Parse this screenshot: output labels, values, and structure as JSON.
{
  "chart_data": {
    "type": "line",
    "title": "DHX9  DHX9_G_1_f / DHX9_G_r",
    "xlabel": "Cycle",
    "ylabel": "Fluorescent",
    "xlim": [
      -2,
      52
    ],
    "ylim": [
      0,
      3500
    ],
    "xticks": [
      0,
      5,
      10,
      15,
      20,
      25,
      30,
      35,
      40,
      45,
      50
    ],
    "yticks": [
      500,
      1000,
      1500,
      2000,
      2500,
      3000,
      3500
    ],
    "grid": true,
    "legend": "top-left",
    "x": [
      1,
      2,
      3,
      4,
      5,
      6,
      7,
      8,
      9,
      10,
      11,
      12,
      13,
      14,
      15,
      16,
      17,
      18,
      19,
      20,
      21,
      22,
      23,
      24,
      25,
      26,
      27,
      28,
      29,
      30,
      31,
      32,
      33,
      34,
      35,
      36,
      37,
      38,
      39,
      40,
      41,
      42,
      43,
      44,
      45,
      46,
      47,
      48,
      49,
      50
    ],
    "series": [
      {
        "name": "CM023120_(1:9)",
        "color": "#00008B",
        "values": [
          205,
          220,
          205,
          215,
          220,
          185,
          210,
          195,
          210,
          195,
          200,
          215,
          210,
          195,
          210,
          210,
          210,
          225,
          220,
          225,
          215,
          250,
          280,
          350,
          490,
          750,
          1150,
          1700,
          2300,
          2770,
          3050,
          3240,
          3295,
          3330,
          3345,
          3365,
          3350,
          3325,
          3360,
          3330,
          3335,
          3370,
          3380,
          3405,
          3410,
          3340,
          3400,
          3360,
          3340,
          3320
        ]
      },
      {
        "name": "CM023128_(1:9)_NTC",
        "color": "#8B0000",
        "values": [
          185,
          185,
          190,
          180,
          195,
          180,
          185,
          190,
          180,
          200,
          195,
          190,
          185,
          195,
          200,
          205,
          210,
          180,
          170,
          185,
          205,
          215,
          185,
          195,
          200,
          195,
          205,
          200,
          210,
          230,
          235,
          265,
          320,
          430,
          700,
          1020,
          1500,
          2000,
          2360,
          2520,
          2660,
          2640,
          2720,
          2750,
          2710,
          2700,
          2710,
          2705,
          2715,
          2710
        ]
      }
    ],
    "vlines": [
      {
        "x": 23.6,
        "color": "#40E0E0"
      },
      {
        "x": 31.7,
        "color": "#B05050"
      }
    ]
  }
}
....................
### EXERCISE REQUIREMENTS:
All records above must be set down exactly, please.

### ANSWER TO THIS PROBLEM:
Parse this screenshot: output labels, values, and structure as JSON.
{
  "chart_data": {
    "type": "line",
    "title": "DHX9  DHX9_G_1_f / DHX9_G_r",
    "xlabel": "Cycle",
    "ylabel": "Fluorescent",
    "xlim": [
      -2,
      52
    ],
    "ylim": [
      0,
      3500
    ],
    "xticks": [
      0,
      5,
      10,
      15,
      20,
      25,
      30,
      35,
      40,
      45,
      50
    ],
    "yticks": [
      500,
      1000,
      1500,
      2000,
      2500,
      3000,
      3500
    ],
    "grid": true,
    "legend": "top-left",
    "x": [
      1,
      2,
      3,
      4,
      5,
      6,
      7,
      8,
      9,
      10,
      11,
      12,
      13,
      14,
      15,
      16,
      17,
      18,
      19,
      20,
      21,
      22,
      23,
      24,
      25,
      26,
      27,
      28,
      29,
      30,
      31,
      32,
      33,
      34,
      35,
      36,
      37,
      38,
      39,
      40,
      41,
      42,
      43,
      44,
      45,
      46,
      47,
      48,
      49,
      50
    ],
    "series": [
      {
        "name": "CM023120_(1:9)",
        "color": "#00008B",
        "values": [
          205,
          220,
          205,
          215,
          220,
          185,
          210,
          195,
          210,
          195,
          200,
          215,
          210,
          195,
          210,
          210,
          210,
          225,
          220,
          225,
          215,
          250,
          280,
          350,
          490,
          750,
          1150,
          1700,
          2300,
          2770,
          3050,
          3240,
          3295,
          3330,
          3345,
          3365,
          3350,
          3325,
          3360,
          3330,
          3335,
          3370,
          3380,
          3405,
          3410,
          3340,
          3400,
          3360,
          3340,
          3320
        ]
      },
      {
        "name": "CM023128_(1:9)_NTC",
        "color": "#8B0000",
        "values": [
          185,
          185,
          190,
          180,
          195,
          180,
          185,
          190,
          180,
          200,
          195,
          190,
          185,
          195,
          200,
          205,
          210,
          180,
          170,
          185,
          205,
          215,
          185,
          195,
          200,
          195,
          205,
          200,
          210,
          230,
          235,
          265,
          320,
          430,
          700,
          1020,
          1500,
          2000,
          2360,
          2520,
          2660,
          2640,
          2720,
          2750,
          2710,
          2700,
          2710,
          2705,
          2715,
          2710
        ]
      }
    ],
    "vlines": [
      {
        "x": 23.6,
        "color": "#40E0E0"
      },
      {
        "x": 31.7,
        "color": "#B05050"
      }
    ]
  }
}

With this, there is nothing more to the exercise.